* _Written request_
Every line below should be copied exactly; drop the pictures.

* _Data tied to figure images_
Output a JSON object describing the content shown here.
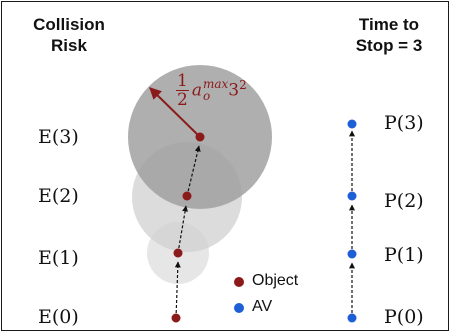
{
  "headers": {
    "left_line1": "Collision",
    "left_line2": "Risk",
    "right_line1": "Time to",
    "right_line2": "Stop = 3"
  },
  "object_labels": [
    "E(0)",
    "E(1)",
    "E(2)",
    "E(3)"
  ],
  "av_labels": [
    "P(0)",
    "P(1)",
    "P(2)",
    "P(3)"
  ],
  "radius_formula": {
    "numerator": "1",
    "denominator": "2",
    "base": "a",
    "subscript": "o",
    "superscript": "max",
    "tail": "3",
    "tail_exp": "2"
  },
  "legend": {
    "object_label": "Object",
    "av_label": "AV"
  },
  "colors": {
    "object": "#8b1a1a",
    "av": "#1f5fd6",
    "formula": "#8b1a1a",
    "circle_small": "#e3e3e3",
    "circle_mid": "#d0d0d0",
    "circle_large": "#a9a9a9"
  }
}
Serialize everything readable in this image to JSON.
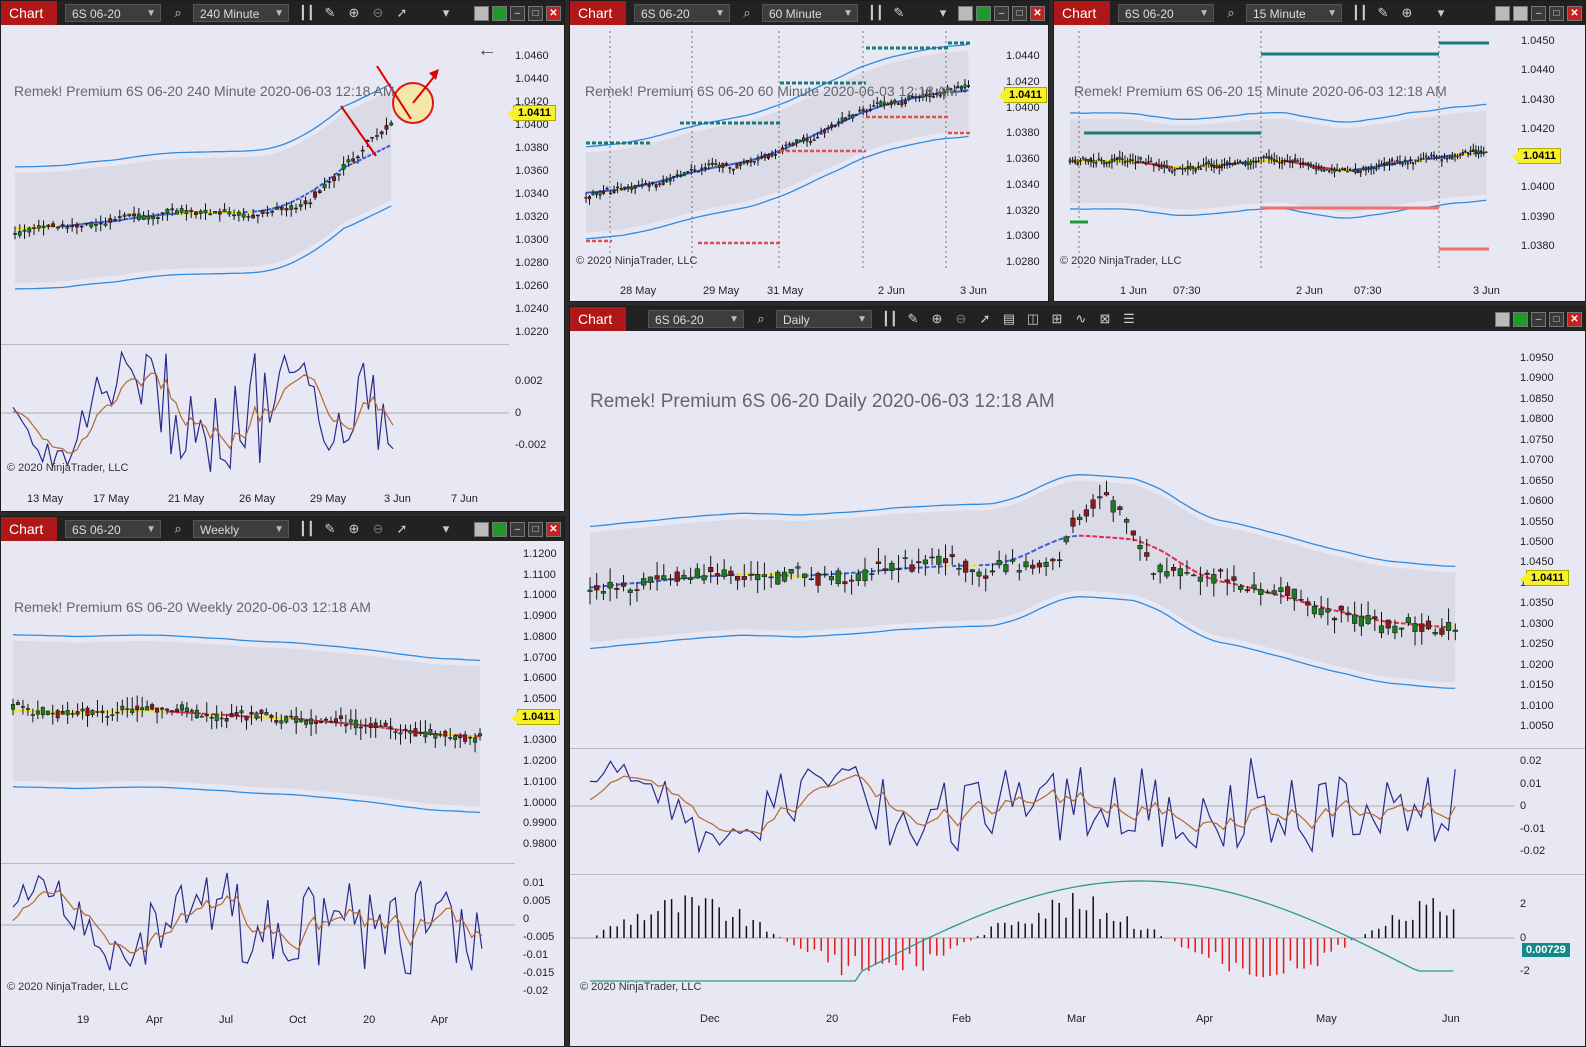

* _Solved exercise_
Output a JSON object describing the content shown here.
{
  "headers": {
    "left_line1": "Collision",
    "left_line2": "Risk",
    "right_line1": "Time to",
    "right_line2": "Stop = 3"
  },
  "object_labels": [
    "E(0)",
    "E(1)",
    "E(2)",
    "E(3)"
  ],
  "av_labels": [
    "P(0)",
    "P(1)",
    "P(2)",
    "P(3)"
  ],
  "radius_formula": {
    "numerator": "1",
    "denominator": "2",
    "base": "a",
    "subscript": "o",
    "superscript": "max",
    "tail": "3",
    "tail_exp": "2"
  },
  "legend": {
    "object_label": "Object",
    "av_label": "AV"
  },
  "colors": {
    "object": "#8b1a1a",
    "av": "#1f5fd6",
    "formula": "#8b1a1a",
    "circle_small": "#e3e3e3",
    "circle_mid": "#d0d0d0",
    "circle_large": "#a9a9a9"
  }
}
Serialize everything readable in this image to JSON.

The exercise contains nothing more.